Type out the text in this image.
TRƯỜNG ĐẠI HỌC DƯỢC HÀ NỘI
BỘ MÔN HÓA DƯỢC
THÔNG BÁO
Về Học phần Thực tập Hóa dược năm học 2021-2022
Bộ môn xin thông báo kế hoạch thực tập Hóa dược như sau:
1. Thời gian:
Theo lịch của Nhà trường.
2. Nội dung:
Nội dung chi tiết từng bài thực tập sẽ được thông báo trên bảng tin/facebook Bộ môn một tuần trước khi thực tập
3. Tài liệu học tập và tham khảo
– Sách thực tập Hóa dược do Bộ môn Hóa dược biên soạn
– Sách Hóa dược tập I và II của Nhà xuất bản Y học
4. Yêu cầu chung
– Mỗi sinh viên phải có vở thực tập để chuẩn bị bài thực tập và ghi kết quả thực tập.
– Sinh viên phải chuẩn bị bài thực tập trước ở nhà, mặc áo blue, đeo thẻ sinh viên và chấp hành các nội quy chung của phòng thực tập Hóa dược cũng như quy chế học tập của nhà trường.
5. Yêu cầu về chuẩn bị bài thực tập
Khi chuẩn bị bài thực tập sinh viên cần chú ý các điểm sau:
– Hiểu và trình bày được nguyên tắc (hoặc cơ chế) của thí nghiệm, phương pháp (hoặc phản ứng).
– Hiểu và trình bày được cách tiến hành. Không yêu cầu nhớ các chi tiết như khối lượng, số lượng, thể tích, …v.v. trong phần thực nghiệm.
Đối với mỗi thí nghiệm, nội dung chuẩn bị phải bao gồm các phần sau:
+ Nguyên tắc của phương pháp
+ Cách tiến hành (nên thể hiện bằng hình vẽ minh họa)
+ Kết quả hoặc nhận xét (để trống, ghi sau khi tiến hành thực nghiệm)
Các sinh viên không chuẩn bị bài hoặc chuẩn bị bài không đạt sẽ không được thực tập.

====================

# Task prompt
Out of the preceding entries, pull every line containing the string "Sách".

# Solution to the problem
– Sách thực tập Hóa dược do Bộ môn Hóa dược biên soạn
– Sách Hóa dược tập I và II của Nhà xuất bản Y học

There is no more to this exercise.